> _Data extract_
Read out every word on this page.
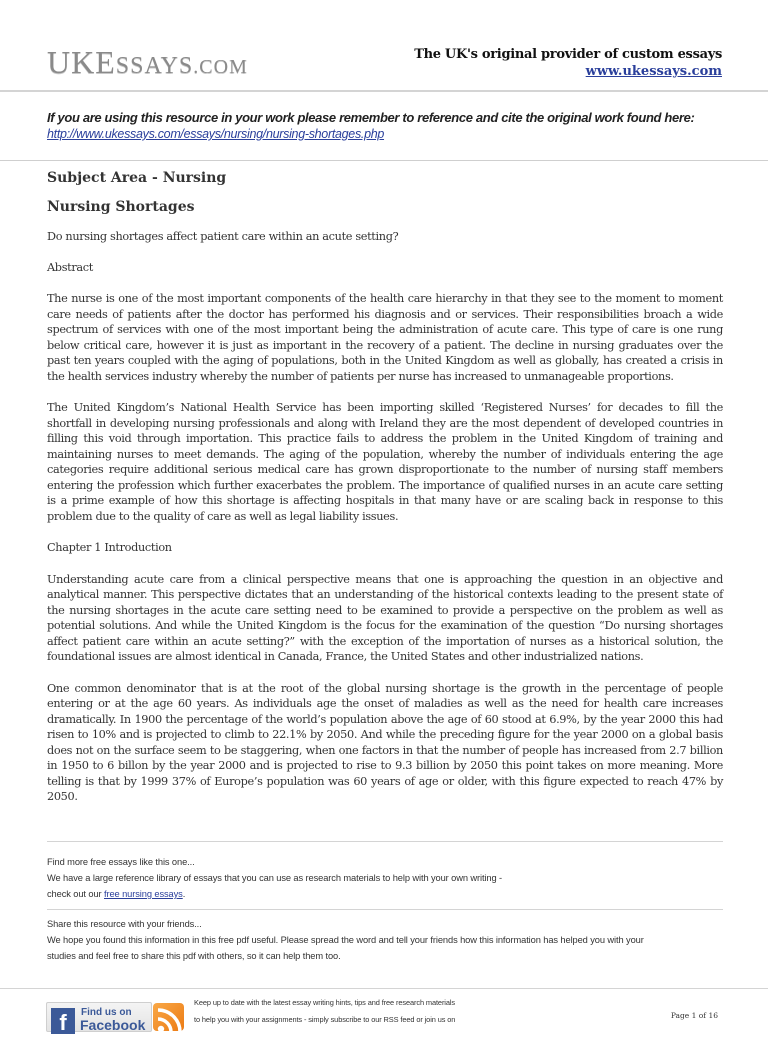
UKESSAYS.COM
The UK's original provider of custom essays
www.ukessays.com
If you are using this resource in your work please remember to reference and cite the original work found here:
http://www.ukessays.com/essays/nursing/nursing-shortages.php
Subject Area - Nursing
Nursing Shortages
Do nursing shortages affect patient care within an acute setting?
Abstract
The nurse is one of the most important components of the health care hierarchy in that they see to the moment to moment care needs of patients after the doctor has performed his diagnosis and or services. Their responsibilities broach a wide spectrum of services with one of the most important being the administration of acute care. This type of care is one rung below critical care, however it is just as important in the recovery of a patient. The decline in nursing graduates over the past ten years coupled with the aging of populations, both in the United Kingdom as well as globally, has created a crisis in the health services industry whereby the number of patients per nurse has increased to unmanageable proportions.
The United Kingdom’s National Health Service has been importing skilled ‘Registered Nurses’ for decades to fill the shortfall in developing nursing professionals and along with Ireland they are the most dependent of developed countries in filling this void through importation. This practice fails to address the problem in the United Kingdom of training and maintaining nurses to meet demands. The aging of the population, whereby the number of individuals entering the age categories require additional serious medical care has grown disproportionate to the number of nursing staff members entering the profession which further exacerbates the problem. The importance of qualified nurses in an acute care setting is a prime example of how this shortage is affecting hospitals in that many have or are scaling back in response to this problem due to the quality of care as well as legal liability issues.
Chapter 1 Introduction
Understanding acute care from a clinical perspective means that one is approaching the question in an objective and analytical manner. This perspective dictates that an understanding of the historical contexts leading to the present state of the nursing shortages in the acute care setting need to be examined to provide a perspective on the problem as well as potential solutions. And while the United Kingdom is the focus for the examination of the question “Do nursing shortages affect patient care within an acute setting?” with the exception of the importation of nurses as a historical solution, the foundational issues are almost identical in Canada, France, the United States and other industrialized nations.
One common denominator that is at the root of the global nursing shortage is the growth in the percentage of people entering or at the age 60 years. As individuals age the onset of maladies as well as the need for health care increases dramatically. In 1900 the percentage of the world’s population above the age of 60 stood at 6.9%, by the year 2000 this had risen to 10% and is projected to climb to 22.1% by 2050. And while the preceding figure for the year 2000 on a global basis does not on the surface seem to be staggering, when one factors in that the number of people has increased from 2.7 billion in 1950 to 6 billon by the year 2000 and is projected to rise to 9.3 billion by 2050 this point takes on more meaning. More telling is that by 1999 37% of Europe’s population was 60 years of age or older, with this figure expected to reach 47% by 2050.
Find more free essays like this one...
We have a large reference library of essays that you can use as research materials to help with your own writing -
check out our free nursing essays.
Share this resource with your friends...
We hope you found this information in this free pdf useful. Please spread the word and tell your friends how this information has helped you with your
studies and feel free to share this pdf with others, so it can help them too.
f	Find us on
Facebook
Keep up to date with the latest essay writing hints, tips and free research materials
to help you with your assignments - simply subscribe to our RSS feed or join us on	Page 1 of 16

> _Your instructions_
The records above need to be printed in full and exactly, without any of the pictures.

> _Result for this exercise_
Read out every word on this page.
UKESSAYS.COM
The UK's original provider of custom essays
www.ukessays.com
If you are using this resource in your work please remember to reference and cite the original work found here:
http://www.ukessays.com/essays/nursing/nursing-shortages.php
Subject Area - Nursing
Nursing Shortages
Do nursing shortages affect patient care within an acute setting?
Abstract
The nurse is one of the most important components of the health care hierarchy in that they see to the moment to moment care needs of patients after the doctor has performed his diagnosis and or services. Their responsibilities broach a wide spectrum of services with one of the most important being the administration of acute care. This type of care is one rung below critical care, however it is just as important in the recovery of a patient. The decline in nursing graduates over the past ten years coupled with the aging of populations, both in the United Kingdom as well as globally, has created a crisis in the health services industry whereby the number of patients per nurse has increased to unmanageable proportions.
The United Kingdom’s National Health Service has been importing skilled ‘Registered Nurses’ for decades to fill the shortfall in developing nursing professionals and along with Ireland they are the most dependent of developed countries in filling this void through importation. This practice fails to address the problem in the United Kingdom of training and maintaining nurses to meet demands. The aging of the population, whereby the number of individuals entering the age categories require additional serious medical care has grown disproportionate to the number of nursing staff members entering the profession which further exacerbates the problem. The importance of qualified nurses in an acute care setting is a prime example of how this shortage is affecting hospitals in that many have or are scaling back in response to this problem due to the quality of care as well as legal liability issues.
Chapter 1 Introduction
Understanding acute care from a clinical perspective means that one is approaching the question in an objective and analytical manner. This perspective dictates that an understanding of the historical contexts leading to the present state of the nursing shortages in the acute care setting need to be examined to provide a perspective on the problem as well as potential solutions. And while the United Kingdom is the focus for the examination of the question “Do nursing shortages affect patient care within an acute setting?” with the exception of the importation of nurses as a historical solution, the foundational issues are almost identical in Canada, France, the United States and other industrialized nations.
One common denominator that is at the root of the global nursing shortage is the growth in the percentage of people entering or at the age 60 years. As individuals age the onset of maladies as well as the need for health care increases dramatically. In 1900 the percentage of the world’s population above the age of 60 stood at 6.9%, by the year 2000 this had risen to 10% and is projected to climb to 22.1% by 2050. And while the preceding figure for the year 2000 on a global basis does not on the surface seem to be staggering, when one factors in that the number of people has increased from 2.7 billion in 1950 to 6 billon by the year 2000 and is projected to rise to 9.3 billion by 2050 this point takes on more meaning. More telling is that by 1999 37% of Europe’s population was 60 years of age or older, with this figure expected to reach 47% by 2050.
Find more free essays like this one...
We have a large reference library of essays that you can use as research materials to help with your own writing -
check out our free nursing essays.
Share this resource with your friends...
We hope you found this information in this free pdf useful. Please spread the word and tell your friends how this information has helped you with your
studies and feel free to share this pdf with others, so it can help them too.
f	Find us on
Facebook
Keep up to date with the latest essay writing hints, tips and free research materials
to help you with your assignments - simply subscribe to our RSS feed or join us on	Page 1 of 16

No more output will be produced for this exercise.